---------- Data for this task

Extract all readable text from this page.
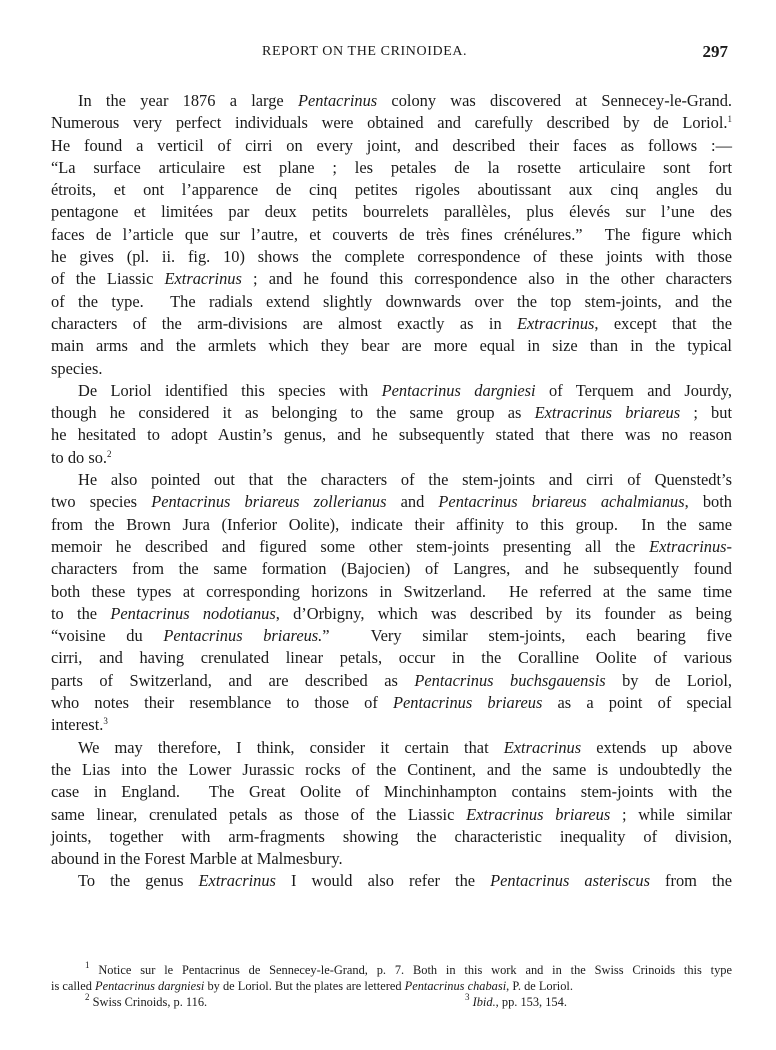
REPORT ON THE CRINOIDEA.	297
In the year 1876 a large Pentacrinus colony was discovered at Sennecey-le-Grand.
Numerous very perfect individuals were obtained and carefully described by de Loriol.$^1$
He found a verticil of cirri on every joint, and described their faces as follows :—
“La surface articulaire est plane ; les petales de la rosette articulaire sont fort
étroits, et ont l’apparence de cinq petites rigoles aboutissant aux cinq angles du
pentagone et limitées par deux petits bourrelets parallèles, plus élevés sur l’une des
faces de l’article que sur l’autre, et couverts de très fines crénélures.”  The figure which
he gives (pl. ii. fig. 10) shows the complete correspondence of these joints with those
of the Liassic Extracrinus ; and he found this correspondence also in the other characters
of the type.  The radials extend slightly downwards over the top stem-joints, and the
characters of the arm-divisions are almost exactly as in Extracrinus, except that the
main arms and the armlets which they bear are more equal in size than in the typical
species.
De Loriol identified this species with Pentacrinus dargniesi of Terquem and Jourdy,
though he considered it as belonging to the same group as Extracrinus briareus ; but
he hesitated to adopt Austin’s genus, and he subsequently stated that there was no reason
to do so.$^2$
He also pointed out that the characters of the stem-joints and cirri of Quenstedt’s
two species Pentacrinus briareus zollerianus and Pentacrinus briareus achalmianus, both
from the Brown Jura (Inferior Oolite), indicate their affinity to this group.  In the same
memoir he described and figured some other stem-joints presenting all the Extracrinus-
characters from the same formation (Bajocien) of Langres, and he subsequently found
both these types at corresponding horizons in Switzerland.  He referred at the same time
to the Pentacrinus nodotianus, d’Orbigny, which was described by its founder as being
“voisine du Pentacrinus briareus.”  Very similar stem-joints, each bearing five
cirri, and having crenulated linear petals, occur in the Coralline Oolite of various
parts of Switzerland, and are described as Pentacrinus buchsgauensis by de Loriol,
who notes their resemblance to those of Pentacrinus briareus as a point of special
interest.$^3$
We may therefore, I think, consider it certain that Extracrinus extends up above
the Lias into the Lower Jurassic rocks of the Continent, and the same is undoubtedly the
case in England.  The Great Oolite of Minchinhampton contains stem-joints with the
same linear, crenulated petals as those of the Liassic Extracrinus briareus ; while similar
joints, together with arm-fragments showing the characteristic inequality of division,
abound in the Forest Marble at Malmesbury.
To the genus Extracrinus I would also refer the Pentacrinus asteriscus from the
$^1$ Notice sur le Pentacrinus de Sennecey-le-Grand, p. 7. Both in this work and in the Swiss Crinoids this type
is called Pentacrinus dargniesi by de Loriol. But the plates are lettered Pentacrinus chabasi, P. de Loriol.
$^2$ Swiss Crinoids, p. 116.	$^3$ Ibid., pp. 153, 154.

--------------------

Exercise brief
The records above need to be given again exactly. Omit the pictures.

Result for this task
Extract all readable text from this page.
REPORT ON THE CRINOIDEA.	297
In the year 1876 a large Pentacrinus colony was discovered at Sennecey-le-Grand.
Numerous very perfect individuals were obtained and carefully described by de Loriol.$^1$
He found a verticil of cirri on every joint, and described their faces as follows :—
“La surface articulaire est plane ; les petales de la rosette articulaire sont fort
étroits, et ont l’apparence de cinq petites rigoles aboutissant aux cinq angles du
pentagone et limitées par deux petits bourrelets parallèles, plus élevés sur l’une des
faces de l’article que sur l’autre, et couverts de très fines crénélures.”  The figure which
he gives (pl. ii. fig. 10) shows the complete correspondence of these joints with those
of the Liassic Extracrinus ; and he found this correspondence also in the other characters
of the type.  The radials extend slightly downwards over the top stem-joints, and the
characters of the arm-divisions are almost exactly as in Extracrinus, except that the
main arms and the armlets which they bear are more equal in size than in the typical
species.
De Loriol identified this species with Pentacrinus dargniesi of Terquem and Jourdy,
though he considered it as belonging to the same group as Extracrinus briareus ; but
he hesitated to adopt Austin’s genus, and he subsequently stated that there was no reason
to do so.$^2$
He also pointed out that the characters of the stem-joints and cirri of Quenstedt’s
two species Pentacrinus briareus zollerianus and Pentacrinus briareus achalmianus, both
from the Brown Jura (Inferior Oolite), indicate their affinity to this group.  In the same
memoir he described and figured some other stem-joints presenting all the Extracrinus-
characters from the same formation (Bajocien) of Langres, and he subsequently found
both these types at corresponding horizons in Switzerland.  He referred at the same time
to the Pentacrinus nodotianus, d’Orbigny, which was described by its founder as being
“voisine du Pentacrinus briareus.”  Very similar stem-joints, each bearing five
cirri, and having crenulated linear petals, occur in the Coralline Oolite of various
parts of Switzerland, and are described as Pentacrinus buchsgauensis by de Loriol,
who notes their resemblance to those of Pentacrinus briareus as a point of special
interest.$^3$
We may therefore, I think, consider it certain that Extracrinus extends up above
the Lias into the Lower Jurassic rocks of the Continent, and the same is undoubtedly the
case in England.  The Great Oolite of Minchinhampton contains stem-joints with the
same linear, crenulated petals as those of the Liassic Extracrinus briareus ; while similar
joints, together with arm-fragments showing the characteristic inequality of division,
abound in the Forest Marble at Malmesbury.
To the genus Extracrinus I would also refer the Pentacrinus asteriscus from the
$^1$ Notice sur le Pentacrinus de Sennecey-le-Grand, p. 7. Both in this work and in the Swiss Crinoids this type
is called Pentacrinus dargniesi by de Loriol. But the plates are lettered Pentacrinus chabasi, P. de Loriol.
$^2$ Swiss Crinoids, p. 116.	$^3$ Ibid., pp. 153, 154.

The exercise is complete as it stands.